TASK » Quote every line of the records below exactly, leaving out the pictures.

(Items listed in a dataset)

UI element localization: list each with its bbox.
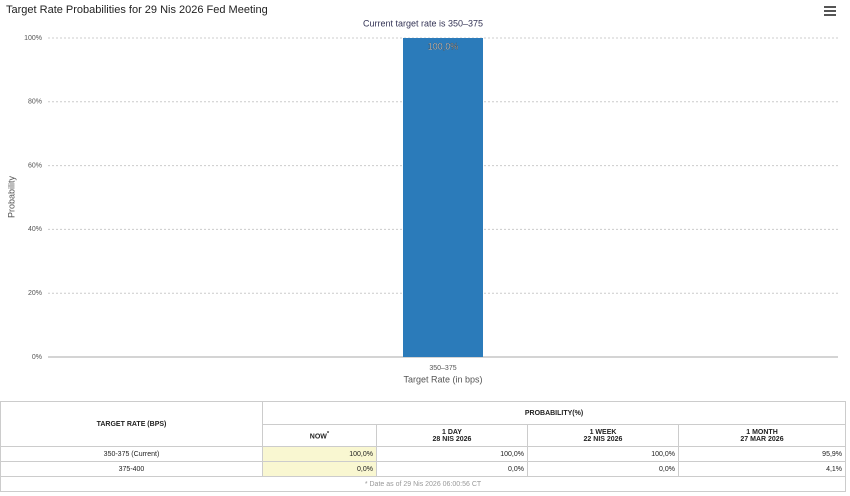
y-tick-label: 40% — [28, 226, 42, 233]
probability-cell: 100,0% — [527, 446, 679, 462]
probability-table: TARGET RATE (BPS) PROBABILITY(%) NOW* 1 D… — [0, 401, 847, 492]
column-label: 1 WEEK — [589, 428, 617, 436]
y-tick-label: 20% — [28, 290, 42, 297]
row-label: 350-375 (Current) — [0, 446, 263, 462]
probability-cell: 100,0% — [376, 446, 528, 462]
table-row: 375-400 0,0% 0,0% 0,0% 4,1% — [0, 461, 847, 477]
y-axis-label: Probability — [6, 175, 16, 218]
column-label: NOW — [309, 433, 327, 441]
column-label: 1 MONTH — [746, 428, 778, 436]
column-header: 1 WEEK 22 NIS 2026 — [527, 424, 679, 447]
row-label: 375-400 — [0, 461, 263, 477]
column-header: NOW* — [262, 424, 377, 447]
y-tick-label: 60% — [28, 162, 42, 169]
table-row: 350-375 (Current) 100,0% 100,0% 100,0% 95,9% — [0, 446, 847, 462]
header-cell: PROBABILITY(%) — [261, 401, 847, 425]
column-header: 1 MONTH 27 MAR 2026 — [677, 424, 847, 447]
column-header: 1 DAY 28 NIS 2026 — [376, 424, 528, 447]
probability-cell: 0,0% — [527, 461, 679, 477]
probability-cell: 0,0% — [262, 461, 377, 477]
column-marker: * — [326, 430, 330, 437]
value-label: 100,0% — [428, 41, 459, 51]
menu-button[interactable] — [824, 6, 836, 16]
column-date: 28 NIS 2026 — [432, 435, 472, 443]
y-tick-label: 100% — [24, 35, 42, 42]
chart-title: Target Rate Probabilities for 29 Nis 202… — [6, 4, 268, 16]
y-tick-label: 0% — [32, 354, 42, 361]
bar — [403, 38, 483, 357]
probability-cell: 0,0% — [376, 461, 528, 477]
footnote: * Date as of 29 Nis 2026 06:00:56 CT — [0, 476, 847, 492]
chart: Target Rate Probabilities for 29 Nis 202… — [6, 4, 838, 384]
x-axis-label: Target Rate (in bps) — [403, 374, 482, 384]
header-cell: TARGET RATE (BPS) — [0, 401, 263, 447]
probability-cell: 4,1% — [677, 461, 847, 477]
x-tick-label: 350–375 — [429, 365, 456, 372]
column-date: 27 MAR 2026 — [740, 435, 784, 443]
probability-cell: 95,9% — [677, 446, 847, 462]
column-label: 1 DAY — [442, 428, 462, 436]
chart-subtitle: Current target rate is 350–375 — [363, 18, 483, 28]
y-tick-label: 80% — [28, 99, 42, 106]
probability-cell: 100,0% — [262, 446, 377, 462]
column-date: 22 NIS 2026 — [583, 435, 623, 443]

ANSWER TO THE PROBLEM »
UI element localization: list each with its bbox.
y-tick-label: 40% — [28, 226, 42, 233]
probability-cell: 100,0% — [527, 446, 679, 462]
probability-table: TARGET RATE (BPS) PROBABILITY(%) NOW* 1 D… — [0, 401, 847, 492]
column-label: 1 WEEK — [589, 428, 617, 436]
y-tick-label: 20% — [28, 290, 42, 297]
row-label: 350-375 (Current) — [0, 446, 263, 462]
probability-cell: 100,0% — [376, 446, 528, 462]
table-row: 375-400 0,0% 0,0% 0,0% 4,1% — [0, 461, 847, 477]
y-axis-label: Probability — [6, 175, 16, 218]
column-label: NOW — [309, 433, 327, 441]
column-label: 1 MONTH — [746, 428, 778, 436]
column-header: 1 WEEK 22 NIS 2026 — [527, 424, 679, 447]
row-label: 375-400 — [0, 461, 263, 477]
column-header: NOW* — [262, 424, 377, 447]
y-tick-label: 60% — [28, 162, 42, 169]
table-row: 350-375 (Current) 100,0% 100,0% 100,0% 95,9% — [0, 446, 847, 462]
header-cell: PROBABILITY(%) — [261, 401, 847, 425]
column-header: 1 MONTH 27 MAR 2026 — [677, 424, 847, 447]
column-header: 1 DAY 28 NIS 2026 — [376, 424, 528, 447]
probability-cell: 0,0% — [527, 461, 679, 477]
probability-cell: 0,0% — [262, 461, 377, 477]
column-marker: * — [326, 430, 330, 437]
value-label: 100,0% — [428, 41, 459, 51]
menu-button[interactable] — [824, 6, 836, 16]
column-date: 28 NIS 2026 — [432, 435, 472, 443]
y-tick-label: 100% — [24, 35, 42, 42]
chart-title: Target Rate Probabilities for 29 Nis 202… — [6, 4, 268, 16]
y-tick-label: 0% — [32, 354, 42, 361]
bar — [403, 38, 483, 357]
probability-cell: 0,0% — [376, 461, 528, 477]
footnote: * Date as of 29 Nis 2026 06:00:56 CT — [0, 476, 847, 492]
chart: Target Rate Probabilities for 29 Nis 202… — [6, 4, 838, 384]
x-axis-label: Target Rate (in bps) — [403, 374, 482, 384]
header-cell: TARGET RATE (BPS) — [0, 401, 263, 447]
probability-cell: 4,1% — [677, 461, 847, 477]
x-tick-label: 350–375 — [429, 365, 456, 372]
column-date: 27 MAR 2026 — [740, 435, 784, 443]
probability-cell: 95,9% — [677, 446, 847, 462]
column-label: 1 DAY — [442, 428, 462, 436]
chart-subtitle: Current target rate is 350–375 — [363, 18, 483, 28]
y-tick-label: 80% — [28, 99, 42, 106]
probability-cell: 100,0% — [262, 446, 377, 462]
column-date: 22 NIS 2026 — [583, 435, 623, 443]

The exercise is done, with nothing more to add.